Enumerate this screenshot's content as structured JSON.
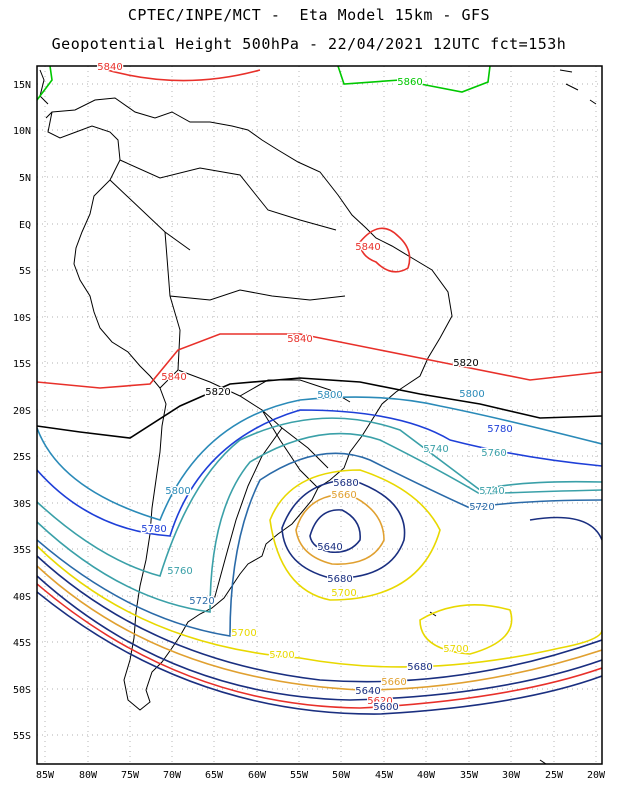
{
  "title": {
    "line1": "CPTEC/INPE/MCT -  Eta Model 15km - GFS",
    "line2": "Geopotential Height 500hPa - 22/04/2021 12UTC fct=153h"
  },
  "lat_labels": [
    "15N",
    "10N",
    "5N",
    "EQ",
    "5S",
    "10S",
    "15S",
    "20S",
    "25S",
    "30S",
    "35S",
    "40S",
    "45S",
    "50S",
    "55S"
  ],
  "lon_labels": [
    "85W",
    "80W",
    "75W",
    "70W",
    "65W",
    "60W",
    "55W",
    "50W",
    "45W",
    "40W",
    "35W",
    "30W",
    "25W",
    "20W"
  ],
  "contour_labels": [
    {
      "text": "5860",
      "color": "#00c800"
    },
    {
      "text": "5840",
      "color": "#e8302a"
    },
    {
      "text": "5840",
      "color": "#e8302a"
    },
    {
      "text": "5840",
      "color": "#e8302a"
    },
    {
      "text": "5840",
      "color": "#e8302a"
    },
    {
      "text": "5820",
      "color": "#000000"
    },
    {
      "text": "5820",
      "color": "#000000"
    },
    {
      "text": "5800",
      "color": "#2a8ab8"
    },
    {
      "text": "5800",
      "color": "#2a8ab8"
    },
    {
      "text": "5800",
      "color": "#2a8ab8"
    },
    {
      "text": "5780",
      "color": "#1e3fd8"
    },
    {
      "text": "5780",
      "color": "#1e3fd8"
    },
    {
      "text": "5760",
      "color": "#3aa0a8"
    },
    {
      "text": "5760",
      "color": "#3aa0a8"
    },
    {
      "text": "5740",
      "color": "#3aa0a8"
    },
    {
      "text": "5740",
      "color": "#3aa0a8"
    },
    {
      "text": "5720",
      "color": "#2a6aa8"
    },
    {
      "text": "5720",
      "color": "#2a6aa8"
    },
    {
      "text": "5700",
      "color": "#e8d800"
    },
    {
      "text": "5700",
      "color": "#e8d800"
    },
    {
      "text": "5700",
      "color": "#e8d800"
    },
    {
      "text": "5700",
      "color": "#e8d800"
    },
    {
      "text": "5680",
      "color": "#1a2f80"
    },
    {
      "text": "5680",
      "color": "#1a2f80"
    },
    {
      "text": "5680",
      "color": "#1a2f80"
    },
    {
      "text": "5660",
      "color": "#e0a030"
    },
    {
      "text": "5660",
      "color": "#e0a030"
    },
    {
      "text": "5640",
      "color": "#1a2f80"
    },
    {
      "text": "5640",
      "color": "#1a2f80"
    },
    {
      "text": "5620",
      "color": "#e8302a"
    },
    {
      "text": "5600",
      "color": "#1a2f80"
    }
  ],
  "colors": {
    "frame": "#000000",
    "grid": "#999999",
    "coast": "#000000",
    "c5860": "#00c800",
    "c5840": "#e8302a",
    "c5820": "#000000",
    "c5800": "#2a8ab8",
    "c5780": "#1e3fd8",
    "c5760": "#3aa0a8",
    "c5720": "#2a6aa8",
    "c5700": "#e8d800",
    "c5680": "#1a2f80",
    "c5660": "#e0a030"
  }
}
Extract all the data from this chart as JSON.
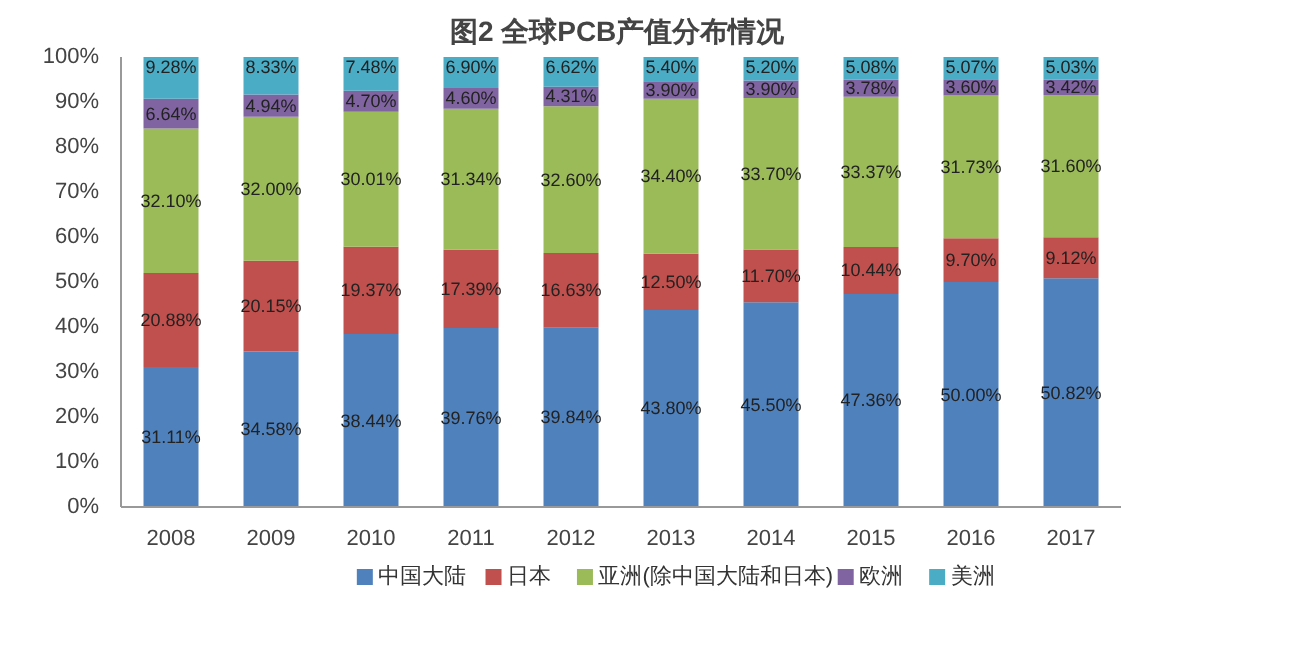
{
  "chart_data": {
    "type": "bar",
    "stacked": true,
    "title": "图2  全球PCB产值分布情况",
    "categories": [
      "2008",
      "2009",
      "2010",
      "2011",
      "2012",
      "2013",
      "2014",
      "2015",
      "2016",
      "2017"
    ],
    "series": [
      {
        "name": "中国大陆",
        "color": "#4f81bd",
        "values": [
          31.11,
          34.58,
          38.44,
          39.76,
          39.84,
          43.8,
          45.5,
          47.36,
          50.0,
          50.82
        ],
        "value_labels": [
          "31.11%",
          "34.58%",
          "38.44%",
          "39.76%",
          "39.84%",
          "43.80%",
          "45.50%",
          "47.36%",
          "50.00%",
          "50.82%"
        ]
      },
      {
        "name": "日本",
        "color": "#c0504d",
        "values": [
          20.88,
          20.15,
          19.37,
          17.39,
          16.63,
          12.5,
          11.7,
          10.44,
          9.7,
          9.12
        ],
        "value_labels": [
          "20.88%",
          "20.15%",
          "19.37%",
          "17.39%",
          "16.63%",
          "12.50%",
          "11.70%",
          "10.44%",
          "9.70%",
          "9.12%"
        ]
      },
      {
        "name": "亚洲(除中国大陆和日本)",
        "color": "#9bbb59",
        "values": [
          32.1,
          32.0,
          30.01,
          31.34,
          32.6,
          34.4,
          33.7,
          33.37,
          31.73,
          31.6
        ],
        "value_labels": [
          "32.10%",
          "32.00%",
          "30.01%",
          "31.34%",
          "32.60%",
          "34.40%",
          "33.70%",
          "33.37%",
          "31.73%",
          "31.60%"
        ]
      },
      {
        "name": "欧洲",
        "color": "#8064a2",
        "values": [
          6.64,
          4.94,
          4.7,
          4.6,
          4.31,
          3.9,
          3.9,
          3.78,
          3.6,
          3.42
        ],
        "value_labels": [
          "6.64%",
          "4.94%",
          "4.70%",
          "4.60%",
          "4.31%",
          "3.90%",
          "3.90%",
          "3.78%",
          "3.60%",
          "3.42%"
        ]
      },
      {
        "name": "美洲",
        "color": "#4bacc6",
        "values": [
          9.28,
          8.33,
          7.48,
          6.9,
          6.62,
          5.4,
          5.2,
          5.08,
          5.07,
          5.03
        ],
        "value_labels": [
          "9.28%",
          "8.33%",
          "7.48%",
          "6.90%",
          "6.62%",
          "5.40%",
          "5.20%",
          "5.08%",
          "5.07%",
          "5.03%"
        ]
      }
    ],
    "ylim": [
      0,
      100
    ],
    "yticks": [
      {
        "value": 0,
        "label": "0%"
      },
      {
        "value": 10,
        "label": "10%"
      },
      {
        "value": 20,
        "label": "20%"
      },
      {
        "value": 30,
        "label": "30%"
      },
      {
        "value": 40,
        "label": "40%"
      },
      {
        "value": 50,
        "label": "50%"
      },
      {
        "value": 60,
        "label": "60%"
      },
      {
        "value": 70,
        "label": "70%"
      },
      {
        "value": 80,
        "label": "80%"
      },
      {
        "value": 90,
        "label": "90%"
      },
      {
        "value": 100,
        "label": "100%"
      }
    ],
    "grid": false,
    "legend": "bottom"
  }
}
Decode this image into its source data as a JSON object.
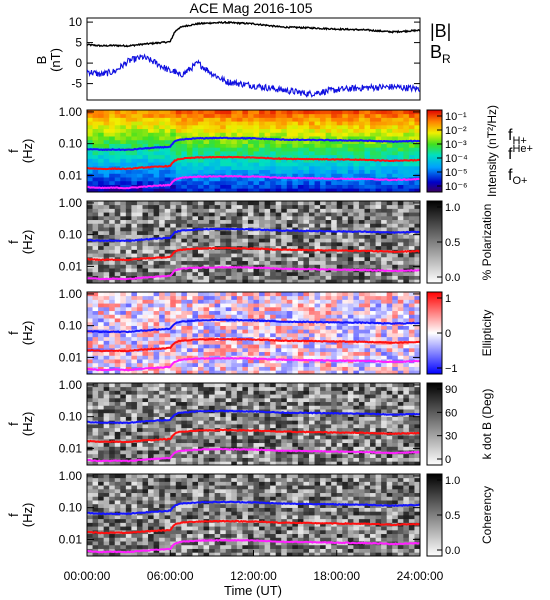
{
  "title": "ACE Mag 2016-105",
  "colors": {
    "B_total": "#000000",
    "B_R": "#1010e0",
    "f_H": "#1515ff",
    "f_He": "#ff1010",
    "f_O": "#ff20ff"
  },
  "chart_data": [
    {
      "type": "line",
      "panel": "magnetic-field",
      "ylabel": "B (nT)",
      "ylim": [
        -9,
        11
      ],
      "yticks": [
        10,
        5,
        0,
        -5
      ],
      "legend": [
        "|B|",
        "B_R"
      ],
      "legend_placement": "right",
      "x_hours": [
        0,
        1,
        2,
        3,
        4,
        5,
        6,
        6.3,
        6.6,
        7,
        8,
        9,
        10,
        12,
        14,
        16,
        18,
        20,
        22,
        24
      ],
      "series": [
        {
          "name": "|B|",
          "values": [
            4.5,
            4.2,
            4.3,
            4.2,
            4.6,
            4.9,
            5.2,
            7.5,
            8.5,
            9.0,
            9.6,
            9.8,
            9.9,
            9.6,
            8.8,
            8.6,
            8.3,
            8.1,
            7.6,
            8.0
          ]
        },
        {
          "name": "B_R",
          "values": [
            -2,
            -2.8,
            -2.0,
            0.5,
            1.5,
            0.0,
            -2.0,
            -2.0,
            -3.0,
            -2.5,
            0.0,
            -2.5,
            -4.5,
            -5.5,
            -6.5,
            -7.5,
            -6.5,
            -6.0,
            -5.8,
            -6.3
          ]
        }
      ]
    },
    {
      "type": "heatmap",
      "panel": "intensity",
      "ylabel": "f (Hz)",
      "colorbar_label": "Intensity (nT²/Hz)",
      "colorbar_ticks": [
        "10⁻¹",
        "10⁻²",
        "10⁻³",
        "10⁻⁴",
        "10⁻⁵",
        "10⁻⁶"
      ],
      "legend": [
        "f_H+",
        "f_He+",
        "f_O+"
      ]
    },
    {
      "type": "heatmap",
      "panel": "polarization",
      "ylabel": "f (Hz)",
      "colorbar_label": "% Polarization",
      "colorbar_ticks": [
        "1.0",
        "0.5",
        "0.0"
      ]
    },
    {
      "type": "heatmap",
      "panel": "ellipticity",
      "ylabel": "f (Hz)",
      "colorbar_label": "Ellipticity",
      "colorbar_ticks": [
        "1",
        "0",
        "−1"
      ]
    },
    {
      "type": "heatmap",
      "panel": "k-dot-b",
      "ylabel": "f (Hz)",
      "colorbar_label": "k dot B (Deg)",
      "colorbar_ticks": [
        "90",
        "60",
        "30",
        "0"
      ]
    },
    {
      "type": "heatmap",
      "panel": "coherency",
      "ylabel": "f (Hz)",
      "colorbar_label": "Coherency",
      "colorbar_ticks": [
        "1.0",
        "0.5",
        "0.0"
      ]
    }
  ],
  "gyrofrequency": {
    "ylim_hz": [
      0.003,
      1.15
    ],
    "yticks": [
      "1.00",
      "0.10",
      "0.01"
    ],
    "x_hours": [
      0,
      1,
      2,
      3,
      4,
      5,
      6,
      6.3,
      6.6,
      7,
      8,
      9,
      10,
      12,
      14,
      16,
      18,
      20,
      22,
      24
    ],
    "f_H": [
      0.068,
      0.064,
      0.065,
      0.064,
      0.07,
      0.075,
      0.08,
      0.115,
      0.13,
      0.137,
      0.147,
      0.15,
      0.151,
      0.147,
      0.134,
      0.131,
      0.127,
      0.124,
      0.116,
      0.122
    ],
    "f_He": [
      0.017,
      0.016,
      0.0163,
      0.016,
      0.0176,
      0.0187,
      0.0198,
      0.0287,
      0.0325,
      0.0343,
      0.0366,
      0.0373,
      0.0378,
      0.0366,
      0.0336,
      0.0328,
      0.0317,
      0.0309,
      0.029,
      0.0305
    ],
    "f_O": [
      0.0043,
      0.004,
      0.0041,
      0.004,
      0.0044,
      0.0047,
      0.005,
      0.0072,
      0.0081,
      0.0086,
      0.0092,
      0.0093,
      0.0094,
      0.0092,
      0.0084,
      0.0082,
      0.0079,
      0.0077,
      0.0072,
      0.0076
    ]
  },
  "x_axis": {
    "label": "Time (UT)",
    "range_hours": [
      0,
      24
    ],
    "tick_labels": [
      "00:00:00",
      "06:00:00",
      "12:00:00",
      "18:00:00",
      "24:00:00"
    ]
  },
  "labels": {
    "B": "B",
    "nT": "(nT)",
    "B_abs": "|B|",
    "B_R_main": "B",
    "B_R_sub": "R",
    "f": "f",
    "hz": "(Hz)",
    "f_H_main": "f",
    "f_H_sub": "H+",
    "f_He_main": "f",
    "f_He_sub": "He+",
    "f_O_main": "f",
    "f_O_sub": "O+"
  }
}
■ ■ ■ ■
Filter the records above for lines containing the word "panel", and copy those lines.

Reply:
      "panel": "magnetic-field",
      "panel": "intensity",
      "panel": "polarization",
      "panel": "ellipticity",
      "panel": "k-dot-b",
      "panel": "coherency",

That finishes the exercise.